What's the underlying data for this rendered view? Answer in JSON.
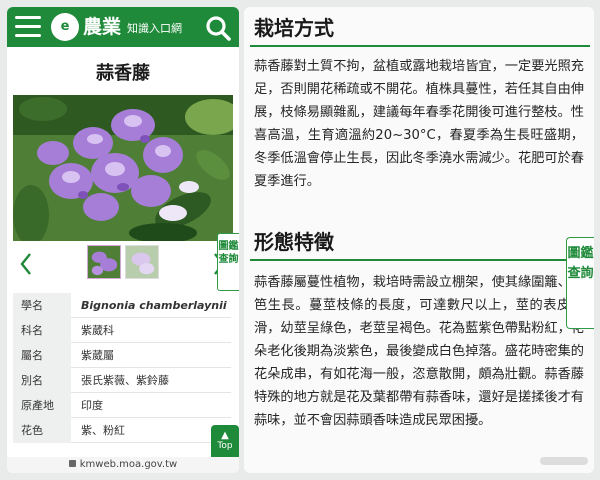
{
  "header": {
    "logo_mark": "e",
    "logo_main": "農業",
    "logo_sub": "知識入口網"
  },
  "plant": {
    "name": "蒜香藤"
  },
  "side_tab": {
    "label": "圖鑑查詢"
  },
  "info": [
    {
      "key": "學名",
      "value": "Bignonia chamberlaynii"
    },
    {
      "key": "科名",
      "value": "紫葳科"
    },
    {
      "key": "屬名",
      "value": "紫葳屬"
    },
    {
      "key": "別名",
      "value": "張氏紫薇、紫鈴藤"
    },
    {
      "key": "原產地",
      "value": "印度"
    },
    {
      "key": "花色",
      "value": "紫、粉紅"
    }
  ],
  "top_button": {
    "label": "Top"
  },
  "url": "kmweb.moa.gov.tw",
  "article": {
    "section1_title": "栽培方式",
    "section1_text": "蒜香藤對土質不拘，盆植或露地栽培皆宜，一定要光照充足，否則開花稀疏或不開花。植株具蔓性，若任其自由伸展，枝條易顯雜亂，建議每年春季花開後可進行整枝。性喜高溫，生育適溫約20~30°C，春夏季為生長旺盛期，冬季低溫會停止生長，因此冬季澆水需減少。花肥可於春夏季進行。",
    "section2_title": "形態特徵",
    "section2_text": "蒜香藤屬蔓性植物，栽培時需設立棚架，使其緣圍籬、籬笆生長。蔓莖枝條的長度，可達數尺以上，莖的表皮光滑，幼莖呈綠色，老莖呈褐色。花為藍紫色帶點粉紅，花朵老化後期為淡紫色，最後變成白色掉落。盛花時密集的花朵成串，有如花海一般，恣意散開，頗為壯觀。蒜香藤特殊的地方就是花及葉都帶有蒜香味，還好是搓揉後才有蒜味，並不會因蒜頭香味造成民眾困擾。"
  },
  "colors": {
    "brand_green": "#1f8a3a",
    "flower_purple": "#a87fd6"
  }
}
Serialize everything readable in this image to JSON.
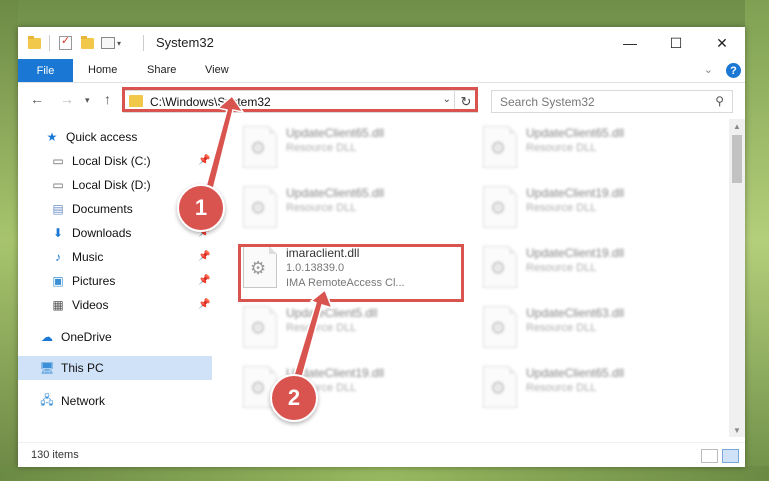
{
  "window": {
    "title": "System32",
    "controls": {
      "minimize": "—",
      "maximize": "☐",
      "close": "✕"
    }
  },
  "ribbon": {
    "tabs": [
      "File",
      "Home",
      "Share",
      "View"
    ],
    "help_label": "?"
  },
  "address_bar": {
    "path": "C:\\Windows\\System32"
  },
  "search": {
    "placeholder": "Search System32"
  },
  "nav_pane": {
    "items": [
      {
        "label": "Quick access",
        "icon": "star-icon"
      },
      {
        "label": "Local Disk (C:)",
        "icon": "drive-icon",
        "pinned": true
      },
      {
        "label": "Local Disk (D:)",
        "icon": "drive-icon"
      },
      {
        "label": "Documents",
        "icon": "documents-icon",
        "pinned": true
      },
      {
        "label": "Downloads",
        "icon": "download-icon",
        "pinned": true
      },
      {
        "label": "Music",
        "icon": "music-icon",
        "pinned": true
      },
      {
        "label": "Pictures",
        "icon": "pictures-icon",
        "pinned": true
      },
      {
        "label": "Videos",
        "icon": "videos-icon",
        "pinned": true
      },
      {
        "label": "OneDrive",
        "icon": "cloud-icon"
      },
      {
        "label": "This PC",
        "icon": "computer-icon",
        "selected": true
      },
      {
        "label": "Network",
        "icon": "network-icon"
      }
    ]
  },
  "files": {
    "left_col": [
      {
        "name": "UpdateClient65.dll",
        "desc": "Resource DLL"
      },
      {
        "name": "UpdateClient65.dll",
        "desc": "Resource DLL"
      },
      {
        "name": "imaraclient.dll",
        "version": "1.0.13839.0",
        "desc": "IMA RemoteAccess Cl..."
      },
      {
        "name": "UpdateClient5.dll",
        "desc": "Resource DLL"
      },
      {
        "name": "UpdateClient19.dll",
        "desc": "Resource DLL"
      }
    ],
    "right_col": [
      {
        "name": "UpdateClient65.dll",
        "desc": "Resource DLL"
      },
      {
        "name": "UpdateClient19.dll",
        "desc": "Resource DLL"
      },
      {
        "name": "UpdateClient19.dll",
        "desc": "Resource DLL"
      },
      {
        "name": "UpdateClient63.dll",
        "desc": "Resource DLL"
      },
      {
        "name": "UpdateClient65.dll",
        "desc": "Resource DLL"
      }
    ]
  },
  "status": {
    "item_count": "130 items"
  },
  "annotations": {
    "step1": "1",
    "step2": "2",
    "color": "#d9534f"
  }
}
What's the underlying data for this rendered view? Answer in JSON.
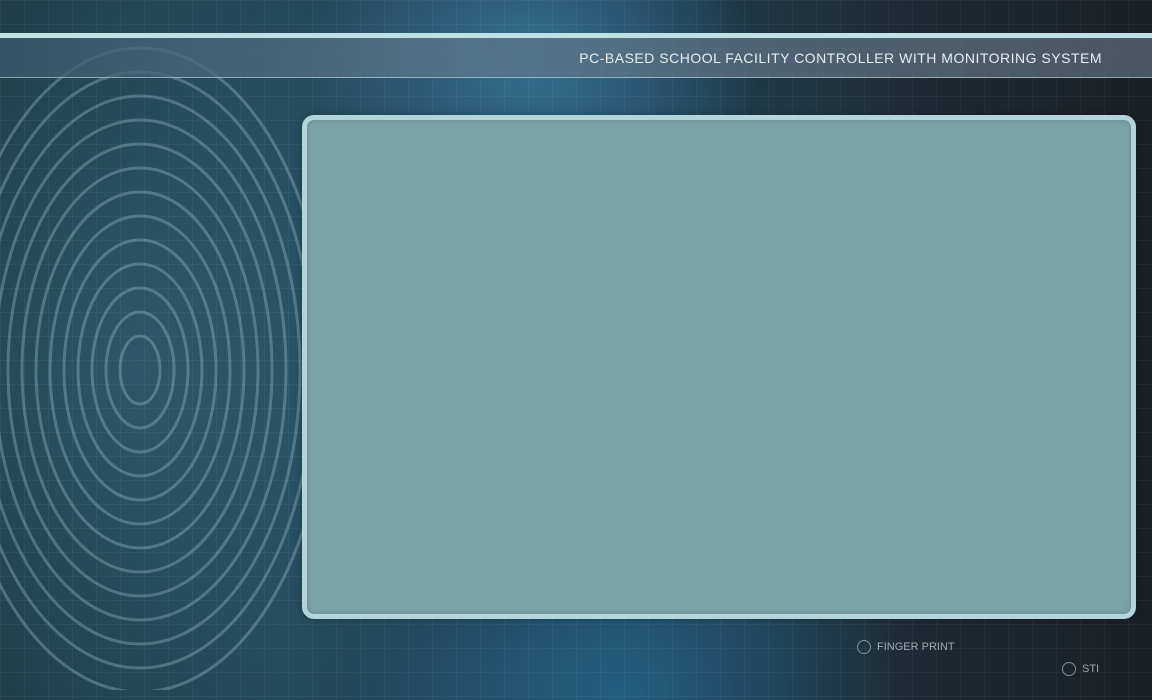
····················
**TASK TO COMPLETE:**
Every line of the data above should be quoted exactly. Omit the pictures.

**THE ANSWER:**
What's the underlying data for this rendered view? Answer in JSON.
{
  "header": {
    "logo_mark": "e",
    "logo_main": "農業",
    "logo_sub": "知識入口網"
  },
  "plant": {
    "name": "蒜香藤"
  },
  "side_tab": {
    "label": "圖鑑查詢"
  },
  "info": [
    {
      "key": "學名",
      "value": "Bignonia chamberlaynii"
    },
    {
      "key": "科名",
      "value": "紫葳科"
    },
    {
      "key": "屬名",
      "value": "紫葳屬"
    },
    {
      "key": "別名",
      "value": "張氏紫薇、紫鈴藤"
    },
    {
      "key": "原產地",
      "value": "印度"
    },
    {
      "key": "花色",
      "value": "紫、粉紅"
    }
  ],
  "top_button": {
    "label": "Top"
  },
  "url": "kmweb.moa.gov.tw",
  "article": {
    "section1_title": "栽培方式",
    "section1_text": "蒜香藤對土質不拘，盆植或露地栽培皆宜，一定要光照充足，否則開花稀疏或不開花。植株具蔓性，若任其自由伸展，枝條易顯雜亂，建議每年春季花開後可進行整枝。性喜高溫，生育適溫約20~30°C，春夏季為生長旺盛期，冬季低溫會停止生長，因此冬季澆水需減少。花肥可於春夏季進行。",
    "section2_title": "形態特徵",
    "section2_text": "蒜香藤屬蔓性植物，栽培時需設立棚架，使其緣圍籬、籬笆生長。蔓莖枝條的長度，可達數尺以上，莖的表皮光滑，幼莖呈綠色，老莖呈褐色。花為藍紫色帶點粉紅，花朵老化後期為淡紫色，最後變成白色掉落。盛花時密集的花朵成串，有如花海一般，恣意散開，頗為壯觀。蒜香藤特殊的地方就是花及葉都帶有蒜香味，還好是搓揉後才有蒜味，並不會因蒜頭香味造成民眾困擾。"
  },
  "colors": {
    "brand_green": "#1f8a3a",
    "flower_purple": "#a87fd6"
  }
}
Serialize everything readable in this image to JSON.
{
  "window": {
    "title": "System32",
    "controls": {
      "minimize": "—",
      "maximize": "☐",
      "close": "✕"
    }
  },
  "ribbon": {
    "tabs": [
      "File",
      "Home",
      "Share",
      "View"
    ],
    "help_label": "?"
  },
  "address_bar": {
    "path": "C:\\Windows\\System32"
  },
  "search": {
    "placeholder": "Search System32"
  },
  "nav_pane": {
    "items": [
      {
        "label": "Quick access",
        "icon": "star-icon"
      },
      {
        "label": "Local Disk (C:)",
        "icon": "drive-icon",
        "pinned": true
      },
      {
        "label": "Local Disk (D:)",
        "icon": "drive-icon"
      },
      {
        "label": "Documents",
        "icon": "documents-icon",
        "pinned": true
      },
      {
        "label": "Downloads",
        "icon": "download-icon",
        "pinned": true
      },
      {
        "label": "Music",
        "icon": "music-icon",
        "pinned": true
      },
      {
        "label": "Pictures",
        "icon": "pictures-icon",
        "pinned": true
      },
      {
        "label": "Videos",
        "icon": "videos-icon",
        "pinned": true
      },
      {
        "label": "OneDrive",
        "icon": "cloud-icon"
      },
      {
        "label": "This PC",
        "icon": "computer-icon",
        "selected": true
      },
      {
        "label": "Network",
        "icon": "network-icon"
      }
    ]
  },
  "files": {
    "left_col": [
      {
        "name": "UpdateClient65.dll",
        "desc": "Resource DLL"
      },
      {
        "name": "UpdateClient65.dll",
        "desc": "Resource DLL"
      },
      {
        "name": "imaraclient.dll",
        "version": "1.0.13839.0",
        "desc": "IMA RemoteAccess Cl..."
      },
      {
        "name": "UpdateClient5.dll",
        "desc": "Resource DLL"
      },
      {
        "name": "UpdateClient19.dll",
        "desc": "Resource DLL"
      }
    ],
    "right_col": [
      {
        "name": "UpdateClient65.dll",
        "desc": "Resource DLL"
      },
      {
        "name": "UpdateClient19.dll",
        "desc": "Resource DLL"
      },
      {
        "name": "UpdateClient19.dll",
        "desc": "Resource DLL"
      },
      {
        "name": "UpdateClient63.dll",
        "desc": "Resource DLL"
      },
      {
        "name": "UpdateClient65.dll",
        "desc": "Resource DLL"
      }
    ]
  },
  "status": {
    "item_count": "130 items"
  },
  "annotations": {
    "step1": "1",
    "step2": "2",
    "color": "#d9534f"
  }
}
What's the underlying data for this rendered view? Answer in JSON.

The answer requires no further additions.